● **WHAT THE TASK REQUIRES**:
Skip the images and return the records below exactly.

● **THE RECORDS**:
***
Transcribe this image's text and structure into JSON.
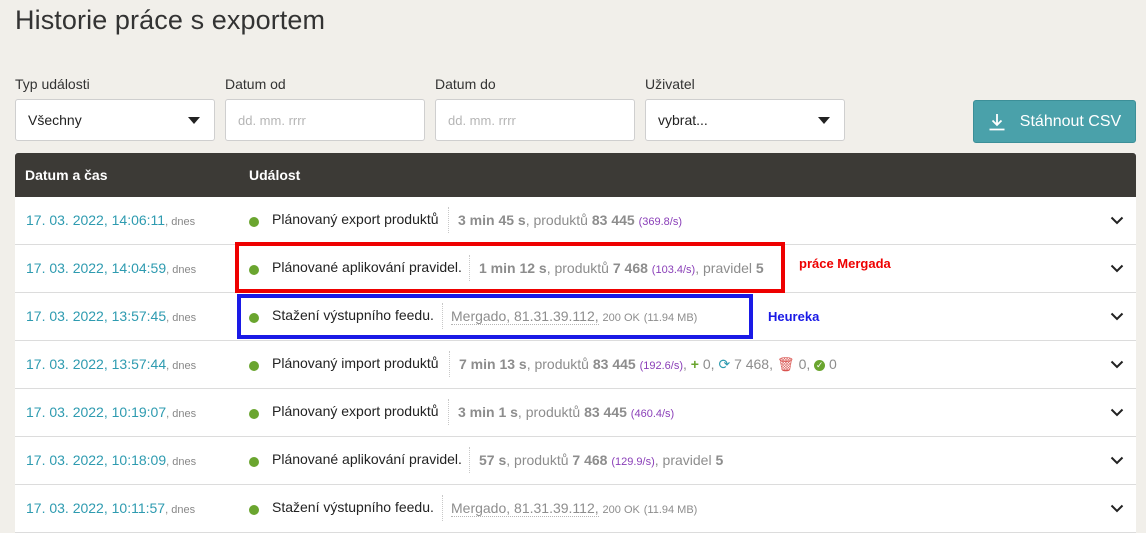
{
  "page": {
    "title": "Historie práce s exportem"
  },
  "filters": {
    "event_type": {
      "label": "Typ události",
      "value": "Všechny"
    },
    "date_from": {
      "label": "Datum od",
      "placeholder": "dd. mm. rrrr"
    },
    "date_to": {
      "label": "Datum do",
      "placeholder": "dd. mm. rrrr"
    },
    "user": {
      "label": "Uživatel",
      "value": "vybrat..."
    }
  },
  "csv_button": {
    "label": "Stáhnout CSV",
    "icon": "download-icon"
  },
  "table": {
    "headers": [
      "Datum a čas",
      "Událost"
    ],
    "rows": [
      {
        "date": "17. 03. 2022, 14:06:11",
        "today": "dnes",
        "event": "Plánovaný export produktů",
        "duration": "3 min 45 s",
        "products_label": "produktů",
        "products": "83 445",
        "rate": "(369.8/s)"
      },
      {
        "date": "17. 03. 2022, 14:04:59",
        "today": "dnes",
        "event": "Plánované aplikování pravidel.",
        "duration": "1 min 12 s",
        "products_label": "produktů",
        "products": "7 468",
        "rate": "(103.4/s)",
        "rules_label": "pravidel",
        "rules": "5"
      },
      {
        "date": "17. 03. 2022, 13:57:45",
        "today": "dnes",
        "event": "Stažení výstupního feedu.",
        "source": "Mergado, 81.31.39.112,",
        "status": "200 OK",
        "size": "(11.94 MB)"
      },
      {
        "date": "17. 03. 2022, 13:57:44",
        "today": "dnes",
        "event": "Plánovaný import produktů",
        "duration": "7 min 13 s",
        "products_label": "produktů",
        "products": "83 445",
        "rate": "(192.6/s)",
        "added": "0",
        "updated": "7 468",
        "deleted": "0",
        "ok": "0"
      },
      {
        "date": "17. 03. 2022, 10:19:07",
        "today": "dnes",
        "event": "Plánovaný export produktů",
        "duration": "3 min 1 s",
        "products_label": "produktů",
        "products": "83 445",
        "rate": "(460.4/s)"
      },
      {
        "date": "17. 03. 2022, 10:18:09",
        "today": "dnes",
        "event": "Plánované aplikování pravidel.",
        "duration": "57 s",
        "products_label": "produktů",
        "products": "7 468",
        "rate": "(129.9/s)",
        "rules_label": "pravidel",
        "rules": "5"
      },
      {
        "date": "17. 03. 2022, 10:11:57",
        "today": "dnes",
        "event": "Stažení výstupního feedu.",
        "source": "Mergado, 81.31.39.112,",
        "status": "200 OK",
        "size": "(11.94 MB)"
      }
    ]
  },
  "annotations": {
    "red": {
      "label": "práce Mergada",
      "color": "#ee0000"
    },
    "blue": {
      "label": "Heureka",
      "color": "#1a1ae6"
    }
  },
  "colors": {
    "accent": "#4aa1aa",
    "header_bg": "#3c3a36",
    "link": "#2e9bb0",
    "status_dot": "#6aa52f",
    "rate": "#8a3fb8"
  }
}
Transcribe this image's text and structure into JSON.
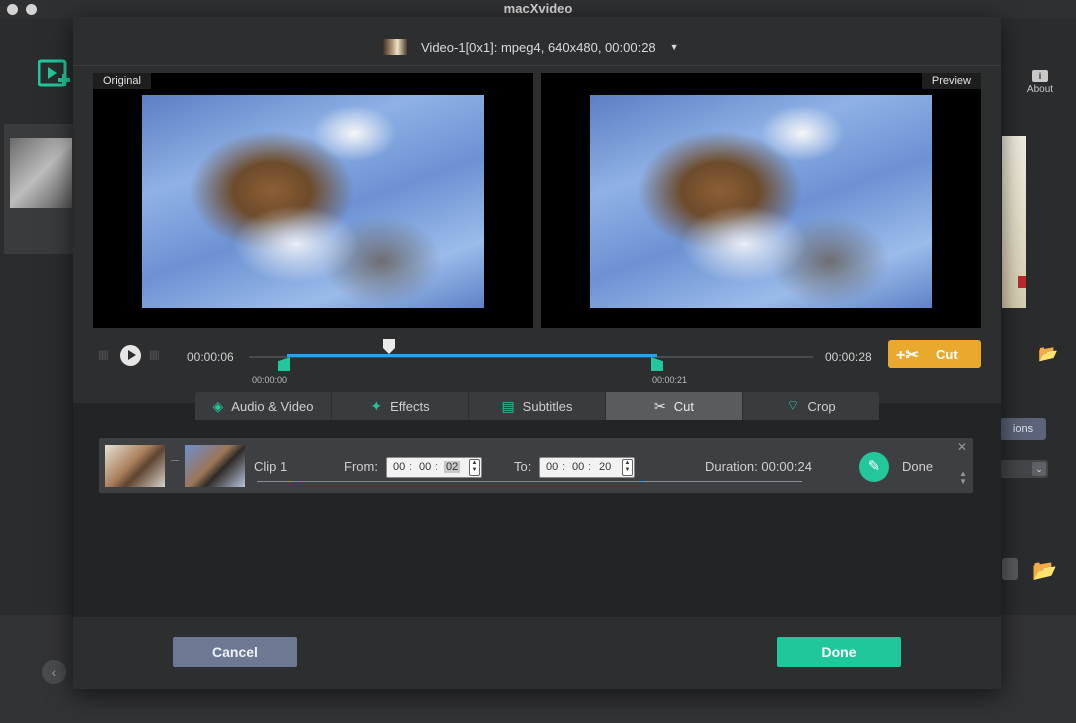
{
  "app_title": "macXvideo",
  "background": {
    "about_label": "About",
    "options_label": "ions"
  },
  "dialog": {
    "video_selector": "Video-1[0x1]: mpeg4, 640x480, 00:00:28",
    "original_label": "Original",
    "preview_label": "Preview",
    "timeline": {
      "current_time": "00:00:06",
      "end_time": "00:00:28",
      "start_marker": "00:00:00",
      "end_marker": "00:00:21",
      "cut_button": "Cut"
    },
    "tabs": [
      {
        "label": "Audio & Video",
        "icon": "audio-video-icon"
      },
      {
        "label": "Effects",
        "icon": "magic-wand-icon"
      },
      {
        "label": "Subtitles",
        "icon": "subtitles-icon"
      },
      {
        "label": "Cut",
        "icon": "scissors-icon",
        "active": true
      },
      {
        "label": "Crop",
        "icon": "crop-icon"
      }
    ],
    "clip": {
      "name": "Clip 1",
      "from_label": "From:",
      "from_hh": "00",
      "from_mm": "00",
      "from_ss": "02",
      "to_label": "To:",
      "to_hh": "00",
      "to_mm": "00",
      "to_ss": "20",
      "duration": "Duration: 00:00:24",
      "done_label": "Done"
    },
    "cancel_button": "Cancel",
    "done_button": "Done"
  },
  "colors": {
    "accent_green": "#1fc79a",
    "accent_orange": "#e9a92d",
    "selection_blue": "#27a3e8",
    "cancel_blue": "#6d7893"
  }
}
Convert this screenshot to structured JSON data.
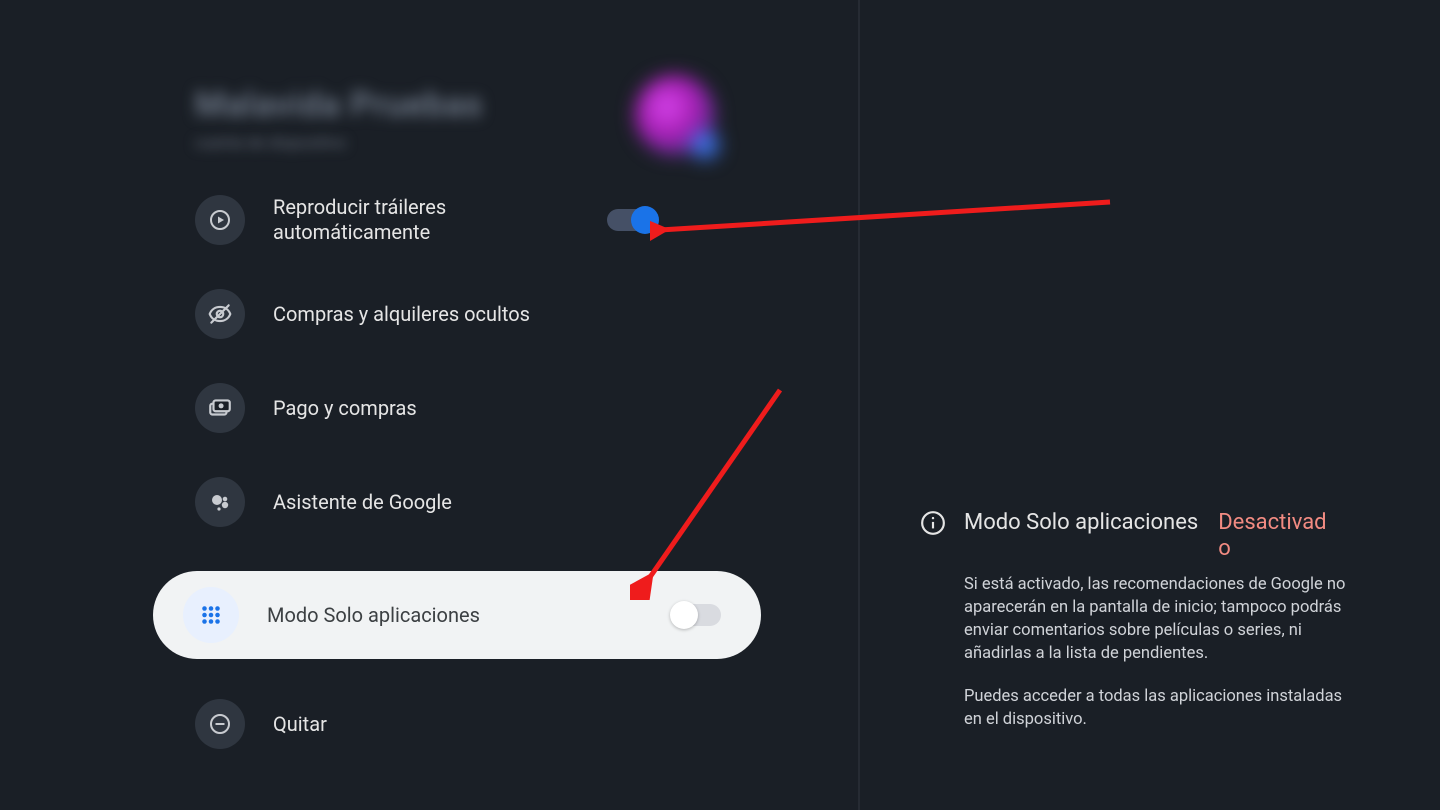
{
  "header": {
    "blur_name": "Malavida Pruebas",
    "blur_sub": "cuenta de dispositivo"
  },
  "items": {
    "autoplay": {
      "label": "Reproducir tráileres automáticamente",
      "toggle_on": true
    },
    "hidden": {
      "label": "Compras y alquileres ocultos"
    },
    "payment": {
      "label": "Pago y compras"
    },
    "assistant": {
      "label": "Asistente de Google"
    },
    "apps_only": {
      "label": "Modo Solo aplicaciones",
      "toggle_on": false
    },
    "remove": {
      "label": "Quitar"
    }
  },
  "detail": {
    "title": "Modo Solo aplicaciones",
    "status": "Desactivado",
    "para1": "Si está activado, las recomendaciones de Google no aparecerán en la pantalla de inicio; tampoco podrás enviar comentarios sobre películas o series, ni añadirlas a la lista de pendientes.",
    "para2": "Puedes acceder a todas las aplicaciones instaladas en el dispositivo."
  }
}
***
● **OUTPUT OF THE TASK**:
Transcribe this image's text and structure into JSON.
{
  "page": {
    "title": "Historie práce s exportem"
  },
  "filters": {
    "event_type": {
      "label": "Typ události",
      "value": "Všechny"
    },
    "date_from": {
      "label": "Datum od",
      "placeholder": "dd. mm. rrrr"
    },
    "date_to": {
      "label": "Datum do",
      "placeholder": "dd. mm. rrrr"
    },
    "user": {
      "label": "Uživatel",
      "value": "vybrat..."
    }
  },
  "csv_button": {
    "label": "Stáhnout CSV",
    "icon": "download-icon"
  },
  "table": {
    "headers": [
      "Datum a čas",
      "Událost"
    ],
    "rows": [
      {
        "date": "17. 03. 2022, 14:06:11",
        "today": "dnes",
        "event": "Plánovaný export produktů",
        "duration": "3 min 45 s",
        "products_label": "produktů",
        "products": "83 445",
        "rate": "(369.8/s)"
      },
      {
        "date": "17. 03. 2022, 14:04:59",
        "today": "dnes",
        "event": "Plánované aplikování pravidel.",
        "duration": "1 min 12 s",
        "products_label": "produktů",
        "products": "7 468",
        "rate": "(103.4/s)",
        "rules_label": "pravidel",
        "rules": "5"
      },
      {
        "date": "17. 03. 2022, 13:57:45",
        "today": "dnes",
        "event": "Stažení výstupního feedu.",
        "source": "Mergado, 81.31.39.112,",
        "status": "200 OK",
        "size": "(11.94 MB)"
      },
      {
        "date": "17. 03. 2022, 13:57:44",
        "today": "dnes",
        "event": "Plánovaný import produktů",
        "duration": "7 min 13 s",
        "products_label": "produktů",
        "products": "83 445",
        "rate": "(192.6/s)",
        "added": "0",
        "updated": "7 468",
        "deleted": "0",
        "ok": "0"
      },
      {
        "date": "17. 03. 2022, 10:19:07",
        "today": "dnes",
        "event": "Plánovaný export produktů",
        "duration": "3 min 1 s",
        "products_label": "produktů",
        "products": "83 445",
        "rate": "(460.4/s)"
      },
      {
        "date": "17. 03. 2022, 10:18:09",
        "today": "dnes",
        "event": "Plánované aplikování pravidel.",
        "duration": "57 s",
        "products_label": "produktů",
        "products": "7 468",
        "rate": "(129.9/s)",
        "rules_label": "pravidel",
        "rules": "5"
      },
      {
        "date": "17. 03. 2022, 10:11:57",
        "today": "dnes",
        "event": "Stažení výstupního feedu.",
        "source": "Mergado, 81.31.39.112,",
        "status": "200 OK",
        "size": "(11.94 MB)"
      }
    ]
  },
  "annotations": {
    "red": {
      "label": "práce Mergada",
      "color": "#ee0000"
    },
    "blue": {
      "label": "Heureka",
      "color": "#1a1ae6"
    }
  },
  "colors": {
    "accent": "#4aa1aa",
    "header_bg": "#3c3a36",
    "link": "#2e9bb0",
    "status_dot": "#6aa52f",
    "rate": "#8a3fb8"
  }
}
Transcribe this image's text and structure into JSON.
{
  "app_title": "macXvideo",
  "background": {
    "about_label": "About",
    "options_label": "ions"
  },
  "dialog": {
    "video_selector": "Video-1[0x1]: mpeg4, 640x480, 00:00:28",
    "original_label": "Original",
    "preview_label": "Preview",
    "timeline": {
      "current_time": "00:00:06",
      "end_time": "00:00:28",
      "start_marker": "00:00:00",
      "end_marker": "00:00:21",
      "cut_button": "Cut"
    },
    "tabs": [
      {
        "label": "Audio & Video",
        "icon": "audio-video-icon"
      },
      {
        "label": "Effects",
        "icon": "magic-wand-icon"
      },
      {
        "label": "Subtitles",
        "icon": "subtitles-icon"
      },
      {
        "label": "Cut",
        "icon": "scissors-icon",
        "active": true
      },
      {
        "label": "Crop",
        "icon": "crop-icon"
      }
    ],
    "clip": {
      "name": "Clip 1",
      "from_label": "From:",
      "from_hh": "00",
      "from_mm": "00",
      "from_ss": "02",
      "to_label": "To:",
      "to_hh": "00",
      "to_mm": "00",
      "to_ss": "20",
      "duration": "Duration: 00:00:24",
      "done_label": "Done"
    },
    "cancel_button": "Cancel",
    "done_button": "Done"
  },
  "colors": {
    "accent_green": "#1fc79a",
    "accent_orange": "#e9a92d",
    "selection_blue": "#27a3e8",
    "cancel_blue": "#6d7893"
  }
}
Convert this screenshot to structured JSON data.
{
  "header": {
    "blur_name": "Malavida Pruebas",
    "blur_sub": "cuenta de dispositivo"
  },
  "items": {
    "autoplay": {
      "label": "Reproducir tráileres automáticamente",
      "toggle_on": true
    },
    "hidden": {
      "label": "Compras y alquileres ocultos"
    },
    "payment": {
      "label": "Pago y compras"
    },
    "assistant": {
      "label": "Asistente de Google"
    },
    "apps_only": {
      "label": "Modo Solo aplicaciones",
      "toggle_on": false
    },
    "remove": {
      "label": "Quitar"
    }
  },
  "detail": {
    "title": "Modo Solo aplicaciones",
    "status": "Desactivado",
    "para1": "Si está activado, las recomendaciones de Google no aparecerán en la pantalla de inicio; tampoco podrás enviar comentarios sobre películas o series, ni añadirlas a la lista de pendientes.",
    "para2": "Puedes acceder a todas las aplicaciones instaladas en el dispositivo."
  }
}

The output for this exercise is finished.